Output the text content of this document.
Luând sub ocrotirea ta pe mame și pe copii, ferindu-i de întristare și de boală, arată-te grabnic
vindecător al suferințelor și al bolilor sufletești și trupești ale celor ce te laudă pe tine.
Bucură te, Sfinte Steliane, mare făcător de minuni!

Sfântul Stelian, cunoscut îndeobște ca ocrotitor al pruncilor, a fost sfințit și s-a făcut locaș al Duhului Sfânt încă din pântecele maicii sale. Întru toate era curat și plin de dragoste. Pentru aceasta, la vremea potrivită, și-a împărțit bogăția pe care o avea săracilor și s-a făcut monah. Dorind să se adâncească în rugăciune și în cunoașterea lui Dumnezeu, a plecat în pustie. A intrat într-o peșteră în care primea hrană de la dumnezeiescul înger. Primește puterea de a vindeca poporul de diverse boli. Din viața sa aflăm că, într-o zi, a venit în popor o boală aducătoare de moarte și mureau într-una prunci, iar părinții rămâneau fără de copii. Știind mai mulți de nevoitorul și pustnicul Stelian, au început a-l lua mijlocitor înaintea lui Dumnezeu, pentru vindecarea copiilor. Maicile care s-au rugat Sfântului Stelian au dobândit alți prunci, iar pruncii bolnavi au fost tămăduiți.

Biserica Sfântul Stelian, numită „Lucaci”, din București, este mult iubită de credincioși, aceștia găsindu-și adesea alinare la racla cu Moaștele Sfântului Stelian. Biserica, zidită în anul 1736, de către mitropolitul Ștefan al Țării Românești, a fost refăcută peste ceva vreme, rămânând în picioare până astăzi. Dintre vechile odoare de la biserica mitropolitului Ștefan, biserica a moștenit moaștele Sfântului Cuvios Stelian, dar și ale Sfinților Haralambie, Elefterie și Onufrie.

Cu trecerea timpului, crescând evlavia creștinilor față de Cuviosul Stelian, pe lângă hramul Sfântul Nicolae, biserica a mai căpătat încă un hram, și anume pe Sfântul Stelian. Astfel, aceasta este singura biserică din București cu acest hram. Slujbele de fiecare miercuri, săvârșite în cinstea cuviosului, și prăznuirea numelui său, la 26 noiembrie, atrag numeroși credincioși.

————————

(Short exercise):
Only a number is needed: how many lines of the material above contain "credincioși"?

(Result of the exercise):
2